Nous sommes quelques-uns à penser comme ça, à sentir dans nos parcours personnels, une fragilité, un risque pris ou un péril encouru, plutôt inconsciemment, une période de vie plus aléatoire encore que ne l’est la vie tout entière, si elle peut l’être, considérée comme un tout. Un voyage, sur terre, en mer puis peut-être dans les cieux. Des moments de tangage, de chemins incertains et sinueux, des vallons quelques sommets, vers une contrée plus accueillante, offrant à nos pas un sentiment de solidité avec la possibilité de lever les yeux et de regarder en soi aussi, pour y chercher l’apaisement plus que des vérités éternelles. Mais, il faut bien le dire, dès que l’apaisement est là, l’esprit ne s’en contente pas. Il cherche, se rend disponible et interroge la réalité qui ne l’aura  pas encore fuit.

 

Barack Obama est un homme d’exception, par situation et peut-être par nature, bien ancré dans la réalité de son temps qui est celui de quelques autres. Lui, qui passe là, 2008, année de son élection, 2016, la fin de son second mandat. Huit ans dévisagés, à la face de la terre, lui-même aura beaucoup changé. Une présence infinitésimale et hypertrophiée jusque dans nos gènes. Les présidents changent tous les quatre ou huit ans aux Etats-Unis et pour nous, qui les voyons désormais de si près, ils gouvernent le monde, se situent immanquablement en haut de l’échelle.

 

Homme de pouvoir, chef de la plus puissante administration du seul monde connu, people incontournable, exemple, contre-exemple, réussite, échec, menace, invité perpétuel, installé dans notre inconscient, roi de l’invasion cérébrale.

 

Ex-président depuis près d’un an, il a répondu aux questions du Prince Harry sur BBC 4 alors que décembre 2017 s’alanguissait dans les bleus et les noirs de l’avant-fêtes. Interview décontractée, sans être sereine. Il s’est prêté au jeu des questions du Prince. Joliment, comme tout ce qu’il fait avec une élégance et une adéquation qui surprennent et lui font des admirateurs et des envieux.

 

Difficile pour chacun d’être adéquat, pas simple non plus d’être élégant et moins encore de l’être tout le temps. Mais les deux à la fois, élégant et adéquat, juste par le geste, le maintien, la parole, ça tient de l’outrance faite à autrui, qui entend et qui regarde mais ne voit pas la faille, la fêlure, le laisser-aller. Il n’y en a pas. Chacun l’aura compris sur l’instant et vérifié à nouveau à chaque réapparition médiatique. Un aboutissement personnel rare, unique. Un succès public inattendu, qui se confirme et rend plus vivants encore les souvenirs venus d’un passé récent et déjà disparaissant. Il est sympa, Barack, de nous rappeler que, pour lui, entre 15 et 20 ans, ce ne fut pas facile. Tout, alors, aurait pu basculer, « dérailler ».

▶ _Consigne écrite 1_
Recopiez le passage du texte sur Barack Obama qui commence par « Ex-président depuis près » et continue jusqu'à « et des envieux. ».
▶ _Consigne écrite 2_
Résumez en trois phrases le texte sur Barack Obama.

▶ _Données brutes_
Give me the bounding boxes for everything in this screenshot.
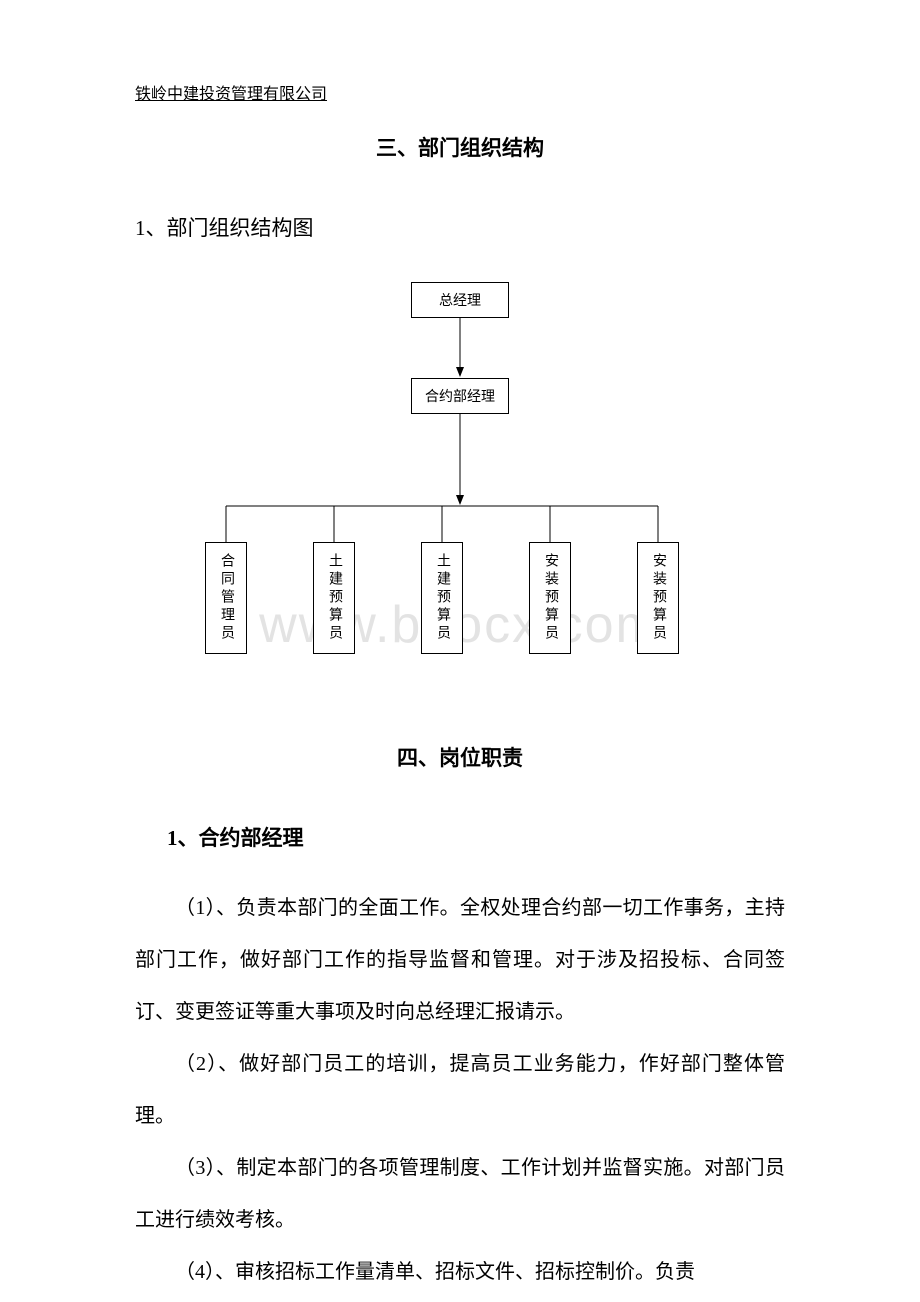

▶ _Réponse rédigée 1_
Ex-président depuis près d’un an, il a répondu aux questions du Prince Harry sur BBC 4 alors que décembre 2017 s’alanguissait dans les bleus et les noirs de l’avant-fêtes. Interview décontractée, sans être sereine. Il s’est prêté au jeu des questions du Prince. Joliment, comme tout ce qu’il fait avec une élégance et une adéquation qui surprennent et lui font des admirateurs et des envieux.

▶ _Réponse rédigée 2_
Le texte évoque d'abord une période de vie fragile et incertaine, comparable à un voyage vers une contrée plus accueillante où l'on cherche l'apaisement. Il présente ensuite Barack Obama, élu en 2008 et arrivé au terme de son second mandat en 2016, comme un homme d'exception et un homme de pouvoir installé dans notre inconscient. Ex-président depuis près d'un an, il a répondu en décembre 2017 aux questions du Prince Harry sur BBC 4 avec une élégance et une adéquation qui lui valent admirateurs et envieux, et il a rappelé qu'entre 15 et 20 ans, ce ne fut pas facile pour lui.